Work to complete: Write out the listing below from the line containing "OCR this image." to its last line, unaltered, ends included.

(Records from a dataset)
◆ ◆ ◆ ◆

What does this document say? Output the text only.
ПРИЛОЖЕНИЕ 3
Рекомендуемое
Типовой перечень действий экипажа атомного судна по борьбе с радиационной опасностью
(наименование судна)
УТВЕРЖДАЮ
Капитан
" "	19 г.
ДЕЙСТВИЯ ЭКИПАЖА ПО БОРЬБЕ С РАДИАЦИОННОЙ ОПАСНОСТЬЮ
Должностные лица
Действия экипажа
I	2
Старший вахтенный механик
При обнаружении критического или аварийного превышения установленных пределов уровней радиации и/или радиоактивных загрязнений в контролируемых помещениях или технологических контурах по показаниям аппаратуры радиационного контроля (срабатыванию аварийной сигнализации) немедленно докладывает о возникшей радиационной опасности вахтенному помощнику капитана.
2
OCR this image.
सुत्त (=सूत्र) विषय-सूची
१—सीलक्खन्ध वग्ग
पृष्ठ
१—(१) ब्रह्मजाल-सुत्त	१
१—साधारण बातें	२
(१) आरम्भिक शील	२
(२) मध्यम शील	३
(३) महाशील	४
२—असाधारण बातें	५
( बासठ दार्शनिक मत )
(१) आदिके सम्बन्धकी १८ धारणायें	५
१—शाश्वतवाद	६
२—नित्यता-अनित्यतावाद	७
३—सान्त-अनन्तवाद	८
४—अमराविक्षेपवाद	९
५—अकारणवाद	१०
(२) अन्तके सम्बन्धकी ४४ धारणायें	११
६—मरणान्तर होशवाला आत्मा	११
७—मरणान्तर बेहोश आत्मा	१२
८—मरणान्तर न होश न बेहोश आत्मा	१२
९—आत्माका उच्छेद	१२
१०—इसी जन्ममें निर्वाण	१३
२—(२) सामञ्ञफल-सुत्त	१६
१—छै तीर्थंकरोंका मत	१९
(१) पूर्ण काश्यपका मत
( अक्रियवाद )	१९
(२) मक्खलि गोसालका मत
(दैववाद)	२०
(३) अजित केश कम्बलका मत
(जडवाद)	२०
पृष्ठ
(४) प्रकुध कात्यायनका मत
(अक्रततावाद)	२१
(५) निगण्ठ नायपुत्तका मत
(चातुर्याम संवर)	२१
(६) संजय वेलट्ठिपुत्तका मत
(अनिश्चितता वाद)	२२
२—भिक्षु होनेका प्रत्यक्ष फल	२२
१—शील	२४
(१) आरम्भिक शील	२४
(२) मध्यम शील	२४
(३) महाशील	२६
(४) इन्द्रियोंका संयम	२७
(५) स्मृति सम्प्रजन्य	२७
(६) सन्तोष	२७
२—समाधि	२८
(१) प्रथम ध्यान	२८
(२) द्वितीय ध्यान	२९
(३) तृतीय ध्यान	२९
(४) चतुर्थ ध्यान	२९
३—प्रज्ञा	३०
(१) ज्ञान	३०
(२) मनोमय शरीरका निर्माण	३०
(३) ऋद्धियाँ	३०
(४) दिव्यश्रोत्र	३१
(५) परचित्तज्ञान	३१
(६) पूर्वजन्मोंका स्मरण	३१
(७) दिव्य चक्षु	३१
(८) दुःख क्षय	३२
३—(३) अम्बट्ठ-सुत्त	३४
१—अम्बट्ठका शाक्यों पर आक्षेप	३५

◆ ◆ ◆ ◆

Task result:
OCR this image.
सुत्त (=सूत्र) विषय-सूची
१—सीलक्खन्ध वग्ग
पृष्ठ
१—(१) ब्रह्मजाल-सुत्त	१
१—साधारण बातें	२
(१) आरम्भिक शील	२
(२) मध्यम शील	३
(३) महाशील	४
२—असाधारण बातें	५
( बासठ दार्शनिक मत )
(१) आदिके सम्बन्धकी १८ धारणायें	५
१—शाश्वतवाद	६
२—नित्यता-अनित्यतावाद	७
३—सान्त-अनन्तवाद	८
४—अमराविक्षेपवाद	९
५—अकारणवाद	१०
(२) अन्तके सम्बन्धकी ४४ धारणायें	११
६—मरणान्तर होशवाला आत्मा	११
७—मरणान्तर बेहोश आत्मा	१२
८—मरणान्तर न होश न बेहोश आत्मा	१२
९—आत्माका उच्छेद	१२
१०—इसी जन्ममें निर्वाण	१३
२—(२) सामञ्ञफल-सुत्त	१६
१—छै तीर्थंकरोंका मत	१९
(१) पूर्ण काश्यपका मत
( अक्रियवाद )	१९
(२) मक्खलि गोसालका मत
(दैववाद)	२०
(३) अजित केश कम्बलका मत
(जडवाद)	२०
पृष्ठ
(४) प्रकुध कात्यायनका मत
(अक्रततावाद)	२१
(५) निगण्ठ नायपुत्तका मत
(चातुर्याम संवर)	२१
(६) संजय वेलट्ठिपुत्तका मत
(अनिश्चितता वाद)	२२
२—भिक्षु होनेका प्रत्यक्ष फल	२२
१—शील	२४
(१) आरम्भिक शील	२४
(२) मध्यम शील	२४
(३) महाशील	२६
(४) इन्द्रियोंका संयम	२७
(५) स्मृति सम्प्रजन्य	२७
(६) सन्तोष	२७
२—समाधि	२८
(१) प्रथम ध्यान	२८
(२) द्वितीय ध्यान	२९
(३) तृतीय ध्यान	२९
(४) चतुर्थ ध्यान	२९
३—प्रज्ञा	३०
(१) ज्ञान	३०
(२) मनोमय शरीरका निर्माण	३०
(३) ऋद्धियाँ	३०
(४) दिव्यश्रोत्र	३१
(५) परचित्तज्ञान	३१
(६) पूर्वजन्मोंका स्मरण	३१
(७) दिव्य चक्षु	३१
(८) दुःख क्षय	३२
३—(३) अम्बट्ठ-सुत्त	३४
१—अम्बट्ठका शाक्यों पर आक्षेप	३५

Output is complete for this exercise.